* **What needs to be done**
According to the article on the textile industry below, how many mill jobs have been lost so far this year?

Here and across the country, the storied textile industry -- which plucked generations of farmers from their fields and lifted many to the middle class -- is vanishing as Americans snatch up better bargains on imported goods. So far this year, the mills have lost 29,000 jobs, triple the number lost by the same time last year, government figures show, leaving just 448,400 -- half the number that existed in 1970.
The result, economists say, is a growing group of unskilled workers who are striking out not only in the old economy, but also in the new one.
"It is a lost generation in the workforce," said Michael Walden, an economics professor at North Carolina State University in Raleigh. "Short of financial compensation from the federal government, their future is going to be worse than their past."
Nowhere is this more obvious than in Kannapolis, where Pillowtex's vast complex of sooty brick buildings and smokestacks extends across several downtown blocks, just off Dale Earnhardt Boulevard -- named for the late NASCAR champion who was born here. When the mill closed, the two counties that surround the city of 40,000 just north of Charlotte became home to 4,000 unemployed textile workers.
Pillowtex employees had already been put on unpaid leave for much of the eight weeks before the shutdown. Now, many are fending off eviction notices, car repossessions and home foreclosures, and making difficult choices about which prescription drugs to skip and which utilities to turn off. Kannapolis's emergency aid budget, just shy of $300,000, is expected to support a few hundred families.
"It's almost like a natural disaster when you're trying to triage people," Kannapolis City Manager Michael G. Mahaney said. "Okay, this person is in desperate condition. This person will be okay for a week. It's just that bad."
State officials have vowed to help re-train thousands of former Pillowtex employees within the North Carolina community college system beginning this fall. But privately, local leaders predict most will never enroll. Instead, they are likely to land in the region's retail and service sectors, where they will earn about half their mill wages. A 2001 study by North Carolina's Employment Security Commission found that only a small fraction of displaced factory employees ever entered state-sponsored worker training programs.
"These workers don't even know if they can learn again," said Joy M. Doyle, office manager for the southern district of the Union of Needletrades , Industrial and Textile Employees, or UNITE, which represents Pillowtex employees. "They never expected they'd have to know more than what was in that mill."

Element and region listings
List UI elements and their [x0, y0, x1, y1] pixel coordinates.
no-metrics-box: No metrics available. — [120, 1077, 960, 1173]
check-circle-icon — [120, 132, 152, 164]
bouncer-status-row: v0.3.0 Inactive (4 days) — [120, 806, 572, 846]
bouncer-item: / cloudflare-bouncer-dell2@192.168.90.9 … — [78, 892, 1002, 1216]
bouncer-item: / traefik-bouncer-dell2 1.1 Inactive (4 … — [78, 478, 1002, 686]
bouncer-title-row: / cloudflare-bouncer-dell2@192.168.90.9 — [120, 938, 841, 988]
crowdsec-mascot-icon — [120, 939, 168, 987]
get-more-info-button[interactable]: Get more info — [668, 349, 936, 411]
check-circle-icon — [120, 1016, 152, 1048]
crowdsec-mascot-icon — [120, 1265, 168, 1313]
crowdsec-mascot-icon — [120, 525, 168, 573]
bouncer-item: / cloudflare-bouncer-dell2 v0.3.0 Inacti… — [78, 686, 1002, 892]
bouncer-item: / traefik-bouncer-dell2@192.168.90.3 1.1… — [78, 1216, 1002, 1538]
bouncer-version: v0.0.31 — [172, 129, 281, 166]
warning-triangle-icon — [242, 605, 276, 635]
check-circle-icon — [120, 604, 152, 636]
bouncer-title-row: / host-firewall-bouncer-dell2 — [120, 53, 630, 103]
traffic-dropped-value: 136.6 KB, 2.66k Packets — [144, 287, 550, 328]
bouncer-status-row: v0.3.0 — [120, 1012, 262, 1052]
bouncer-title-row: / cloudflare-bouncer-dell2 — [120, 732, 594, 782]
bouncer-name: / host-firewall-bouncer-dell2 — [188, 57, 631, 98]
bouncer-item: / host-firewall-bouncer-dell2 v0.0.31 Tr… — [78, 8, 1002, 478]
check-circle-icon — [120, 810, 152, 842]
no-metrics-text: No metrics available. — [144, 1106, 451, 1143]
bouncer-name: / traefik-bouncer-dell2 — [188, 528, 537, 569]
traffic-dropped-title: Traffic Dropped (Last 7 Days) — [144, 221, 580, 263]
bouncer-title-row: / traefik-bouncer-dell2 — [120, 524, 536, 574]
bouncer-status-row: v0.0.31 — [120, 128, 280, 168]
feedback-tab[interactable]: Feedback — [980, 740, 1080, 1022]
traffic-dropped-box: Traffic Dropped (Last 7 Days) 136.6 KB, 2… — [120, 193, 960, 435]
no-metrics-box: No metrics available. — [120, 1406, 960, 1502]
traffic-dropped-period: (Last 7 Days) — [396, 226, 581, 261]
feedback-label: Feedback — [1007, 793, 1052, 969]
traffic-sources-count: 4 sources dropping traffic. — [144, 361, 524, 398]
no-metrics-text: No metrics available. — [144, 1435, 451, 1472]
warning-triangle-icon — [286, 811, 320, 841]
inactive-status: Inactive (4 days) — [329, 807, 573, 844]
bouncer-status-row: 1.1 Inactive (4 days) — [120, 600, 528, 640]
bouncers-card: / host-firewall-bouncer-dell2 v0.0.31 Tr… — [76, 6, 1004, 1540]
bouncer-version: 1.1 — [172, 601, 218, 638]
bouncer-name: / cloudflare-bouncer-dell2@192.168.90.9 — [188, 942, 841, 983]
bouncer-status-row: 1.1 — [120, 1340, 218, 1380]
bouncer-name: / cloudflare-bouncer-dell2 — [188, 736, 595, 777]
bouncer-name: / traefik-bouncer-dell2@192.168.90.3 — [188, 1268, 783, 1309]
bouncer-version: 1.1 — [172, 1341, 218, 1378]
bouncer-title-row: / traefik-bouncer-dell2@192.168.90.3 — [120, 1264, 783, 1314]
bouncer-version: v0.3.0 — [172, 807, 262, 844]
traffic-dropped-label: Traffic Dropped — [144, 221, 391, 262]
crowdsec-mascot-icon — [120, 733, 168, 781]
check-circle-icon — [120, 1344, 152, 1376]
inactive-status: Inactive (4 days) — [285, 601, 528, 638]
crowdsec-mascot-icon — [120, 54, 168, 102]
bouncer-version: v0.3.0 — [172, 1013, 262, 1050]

* **Written solution**
29,000 jobs.